[Layout coordinate data]
★ ★ ★ ★ ★
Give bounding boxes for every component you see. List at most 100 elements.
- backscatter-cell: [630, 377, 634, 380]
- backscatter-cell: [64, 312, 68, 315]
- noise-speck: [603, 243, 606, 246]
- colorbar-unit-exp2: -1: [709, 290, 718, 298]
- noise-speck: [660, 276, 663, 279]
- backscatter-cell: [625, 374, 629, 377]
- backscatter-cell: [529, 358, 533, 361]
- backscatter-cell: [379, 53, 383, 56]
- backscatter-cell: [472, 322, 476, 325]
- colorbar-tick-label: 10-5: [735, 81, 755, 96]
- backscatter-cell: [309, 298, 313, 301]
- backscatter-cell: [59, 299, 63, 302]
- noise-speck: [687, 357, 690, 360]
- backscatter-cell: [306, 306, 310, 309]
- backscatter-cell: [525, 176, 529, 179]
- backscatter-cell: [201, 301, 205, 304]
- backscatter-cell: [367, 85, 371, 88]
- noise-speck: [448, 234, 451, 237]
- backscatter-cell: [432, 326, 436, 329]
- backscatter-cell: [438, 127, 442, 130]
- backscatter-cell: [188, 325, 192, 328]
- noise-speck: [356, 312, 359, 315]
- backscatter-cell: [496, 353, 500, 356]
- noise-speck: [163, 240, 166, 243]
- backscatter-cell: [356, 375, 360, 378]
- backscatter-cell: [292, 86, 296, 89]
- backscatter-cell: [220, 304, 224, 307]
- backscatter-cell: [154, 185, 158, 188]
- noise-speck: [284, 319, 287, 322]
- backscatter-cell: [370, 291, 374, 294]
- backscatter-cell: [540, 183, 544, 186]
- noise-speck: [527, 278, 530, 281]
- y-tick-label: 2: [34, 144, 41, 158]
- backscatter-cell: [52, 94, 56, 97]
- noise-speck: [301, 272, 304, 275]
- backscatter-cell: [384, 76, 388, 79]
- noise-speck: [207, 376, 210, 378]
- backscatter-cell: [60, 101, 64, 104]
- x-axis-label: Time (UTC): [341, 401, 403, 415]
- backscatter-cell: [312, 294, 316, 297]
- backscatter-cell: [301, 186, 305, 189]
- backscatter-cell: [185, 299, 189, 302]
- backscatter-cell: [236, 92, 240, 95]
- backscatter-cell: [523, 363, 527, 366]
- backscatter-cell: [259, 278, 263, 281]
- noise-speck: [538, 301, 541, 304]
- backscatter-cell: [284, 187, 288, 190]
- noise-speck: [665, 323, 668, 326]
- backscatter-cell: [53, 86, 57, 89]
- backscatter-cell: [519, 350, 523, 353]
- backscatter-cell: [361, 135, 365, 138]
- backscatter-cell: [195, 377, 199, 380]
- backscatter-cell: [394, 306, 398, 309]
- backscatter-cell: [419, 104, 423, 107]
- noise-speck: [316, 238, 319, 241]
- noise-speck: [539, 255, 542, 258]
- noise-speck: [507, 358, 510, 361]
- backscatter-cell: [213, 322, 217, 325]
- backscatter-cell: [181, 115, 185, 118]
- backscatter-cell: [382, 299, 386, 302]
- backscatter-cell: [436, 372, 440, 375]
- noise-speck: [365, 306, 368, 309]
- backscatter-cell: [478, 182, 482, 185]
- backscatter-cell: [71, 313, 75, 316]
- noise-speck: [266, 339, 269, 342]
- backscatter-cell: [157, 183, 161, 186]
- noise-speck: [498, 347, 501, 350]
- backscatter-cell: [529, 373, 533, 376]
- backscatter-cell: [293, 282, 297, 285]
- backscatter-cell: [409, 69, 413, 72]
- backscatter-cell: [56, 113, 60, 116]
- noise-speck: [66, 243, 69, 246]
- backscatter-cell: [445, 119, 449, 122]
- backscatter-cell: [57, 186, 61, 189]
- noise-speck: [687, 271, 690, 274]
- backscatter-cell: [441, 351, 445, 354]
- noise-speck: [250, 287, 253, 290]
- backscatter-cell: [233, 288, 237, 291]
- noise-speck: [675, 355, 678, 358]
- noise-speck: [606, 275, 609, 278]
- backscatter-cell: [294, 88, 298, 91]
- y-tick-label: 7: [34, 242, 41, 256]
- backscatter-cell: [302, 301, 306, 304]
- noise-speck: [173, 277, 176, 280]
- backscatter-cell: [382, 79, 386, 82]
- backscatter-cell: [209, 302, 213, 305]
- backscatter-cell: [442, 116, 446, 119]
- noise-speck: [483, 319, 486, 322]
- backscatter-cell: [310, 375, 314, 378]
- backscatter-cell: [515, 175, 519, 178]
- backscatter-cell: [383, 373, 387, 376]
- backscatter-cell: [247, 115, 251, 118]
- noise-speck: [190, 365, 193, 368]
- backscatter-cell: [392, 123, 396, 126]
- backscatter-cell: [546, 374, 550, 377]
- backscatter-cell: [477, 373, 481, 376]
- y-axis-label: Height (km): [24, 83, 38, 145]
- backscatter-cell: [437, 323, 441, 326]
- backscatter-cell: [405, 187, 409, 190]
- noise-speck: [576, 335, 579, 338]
★ ★ ★ ★ ★
Given problem: From the listing above, extract every line containing the string "label". Matches are case-sensitive.

Solution for this exercise:
- colorbar-tick-label: 10-5: [735, 81, 755, 96]
- y-tick-label: 2: [34, 144, 41, 158]
- x-axis-label: Time (UTC): [341, 401, 403, 415]
- y-tick-label: 7: [34, 242, 41, 256]
- y-axis-label: Height (km): [24, 83, 38, 145]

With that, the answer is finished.